*Records contained in a dataset*
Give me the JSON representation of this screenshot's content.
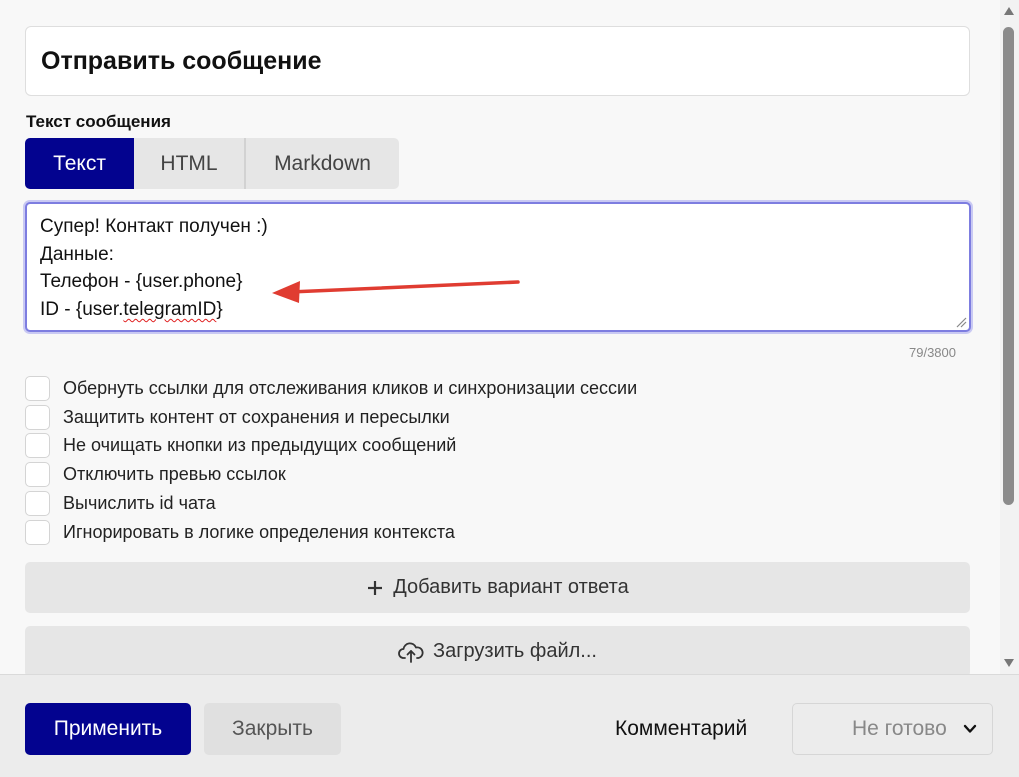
{
  "page": {
    "title": "Отправить сообщение",
    "section_label": "Текст сообщения"
  },
  "tabs": [
    {
      "label": "Текст",
      "active": true
    },
    {
      "label": "HTML",
      "active": false
    },
    {
      "label": "Markdown",
      "active": false
    }
  ],
  "message": {
    "lines": [
      "Супер! Контакт получен :)",
      "Данные:",
      "Телефон - {user.phone}",
      "ID - {user.telegramID}"
    ],
    "line4_prefix": "ID - {user.",
    "line4_misspelled": "telegramID",
    "line4_suffix": "}",
    "counter": "79/3800"
  },
  "options": [
    {
      "label": "Обернуть ссылки для отслеживания кликов и синхронизации сессии",
      "checked": false
    },
    {
      "label": "Защитить контент от сохранения и пересылки",
      "checked": false
    },
    {
      "label": "Не очищать кнопки из предыдущих сообщений",
      "checked": false
    },
    {
      "label": "Отключить превью ссылок",
      "checked": false
    },
    {
      "label": "Вычислить id чата",
      "checked": false
    },
    {
      "label": "Игнорировать в логике определения контекста",
      "checked": false
    }
  ],
  "actions": {
    "add_answer": {
      "icon": "plus-icon",
      "label": "Добавить вариант ответа"
    },
    "upload_file": {
      "icon": "cloud-upload-icon",
      "label": "Загрузить файл..."
    }
  },
  "footer": {
    "apply_label": "Применить",
    "close_label": "Закрыть",
    "comment_label": "Комментарий",
    "status_value": "Не готово"
  },
  "colors": {
    "primary": "#03038f",
    "annotation_arrow": "#e03c31",
    "focus_border": "#7d7de0"
  }
}
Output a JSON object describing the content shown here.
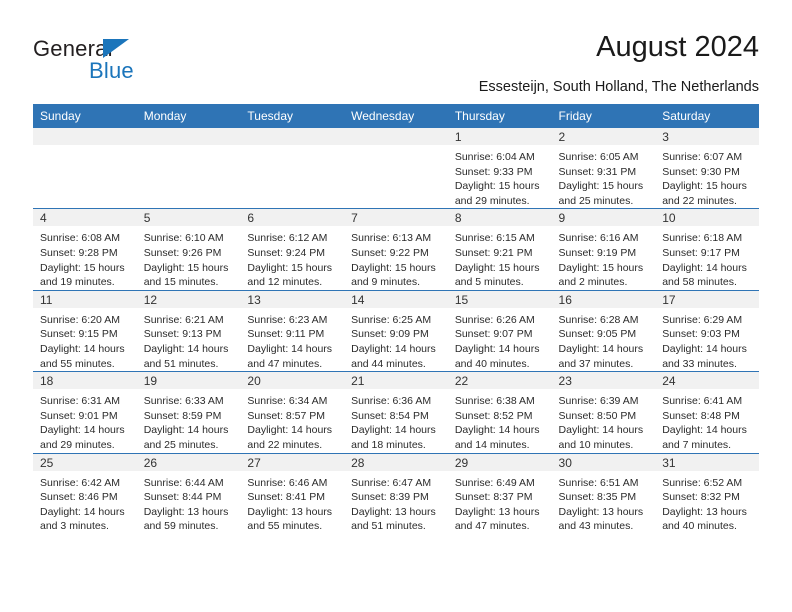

*WRITTEN TASK*
Across the records above, count the lines holding "telegramID" and reply with that number alone.

*RESPONSE TO THIS TASK*
2